## WRITTEN PROBLEM
Write out each record below exactly as it appears, with no pictures.
-------- MATERIAL FOR THE TASK
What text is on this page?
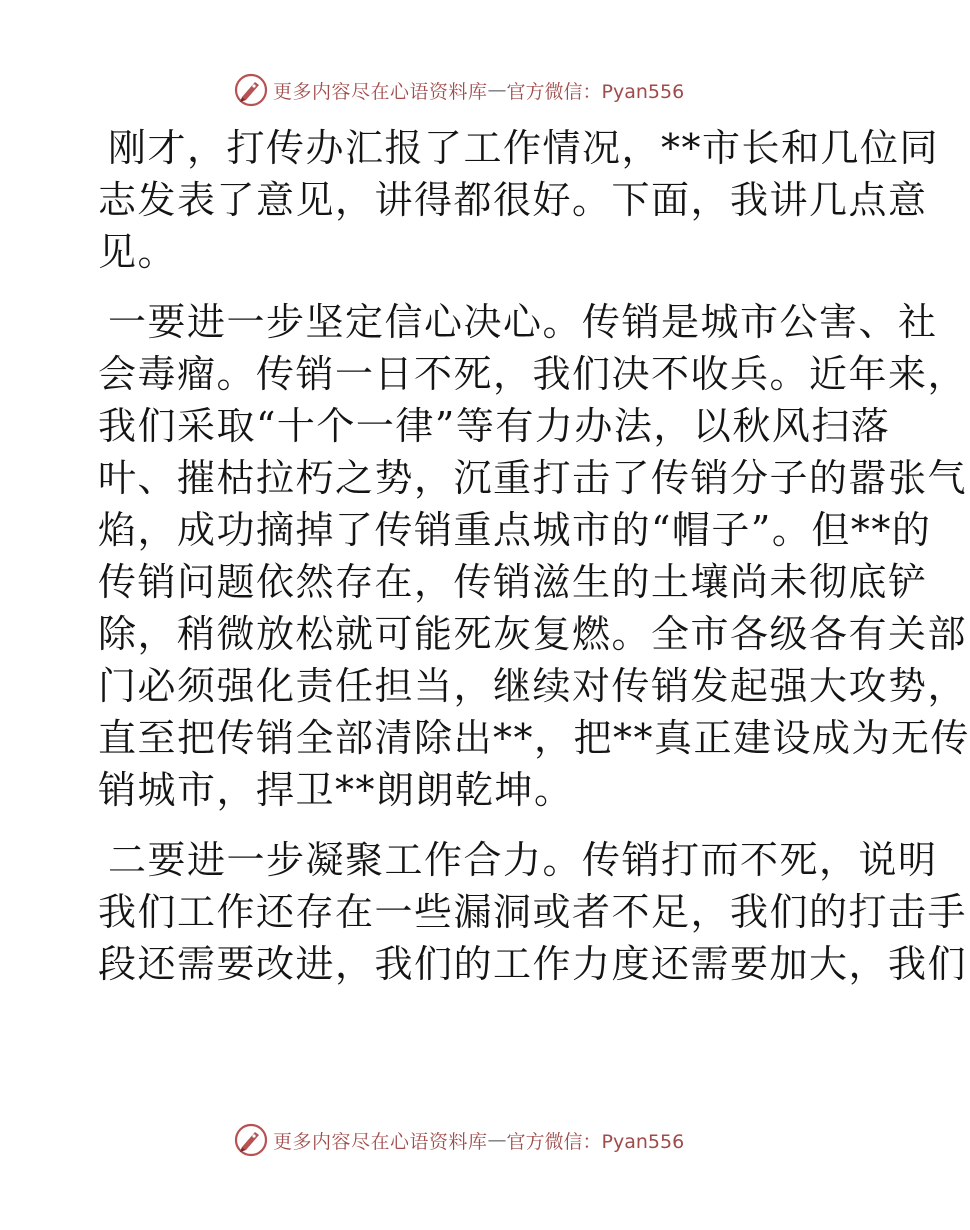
更多内容尽在心语资料库 — 官方微信：Pyan556
刚才，打传办汇报了工作情况，**市长和几位同
志发表了意见，讲得都很好。下面，我讲几点意
见。
一要进一步坚定信心决心。传销是城市公害、社
会毒瘤。传销一日不死，我们决不收兵。近年来，
我们采取“十个一律”等有力办法，以秋风扫落
叶、摧枯拉朽之势，沉重打击了传销分子的嚣张气
焰，成功摘掉了传销重点城市的“帽子”。但**的
传销问题依然存在，传销滋生的土壤尚未彻底铲
除，稍微放松就可能死灰复燃。全市各级各有关部
门必须强化责任担当，继续对传销发起强大攻势，
直至把传销全部清除出**，把**真正建设成为无传
销城市，捍卫**朗朗乾坤。
二要进一步凝聚工作合力。传销打而不死，说明
我们工作还存在一些漏洞或者不足，我们的打击手
段还需要改进，我们的工作力度还需要加大，我们
更多内容尽在心语资料库 — 官方微信：Pyan556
----------------
## RESPONSE
What text is on this page?
更多内容尽在心语资料库 — 官方微信：Pyan556
刚才，打传办汇报了工作情况，**市长和几位同
志发表了意见，讲得都很好。下面，我讲几点意
见。
一要进一步坚定信心决心。传销是城市公害、社
会毒瘤。传销一日不死，我们决不收兵。近年来，
我们采取“十个一律”等有力办法，以秋风扫落
叶、摧枯拉朽之势，沉重打击了传销分子的嚣张气
焰，成功摘掉了传销重点城市的“帽子”。但**的
传销问题依然存在，传销滋生的土壤尚未彻底铲
除，稍微放松就可能死灰复燃。全市各级各有关部
门必须强化责任担当，继续对传销发起强大攻势，
直至把传销全部清除出**，把**真正建设成为无传
销城市，捍卫**朗朗乾坤。
二要进一步凝聚工作合力。传销打而不死，说明
我们工作还存在一些漏洞或者不足，我们的打击手
段还需要改进，我们的工作力度还需要加大，我们
更多内容尽在心语资料库 — 官方微信：Pyan556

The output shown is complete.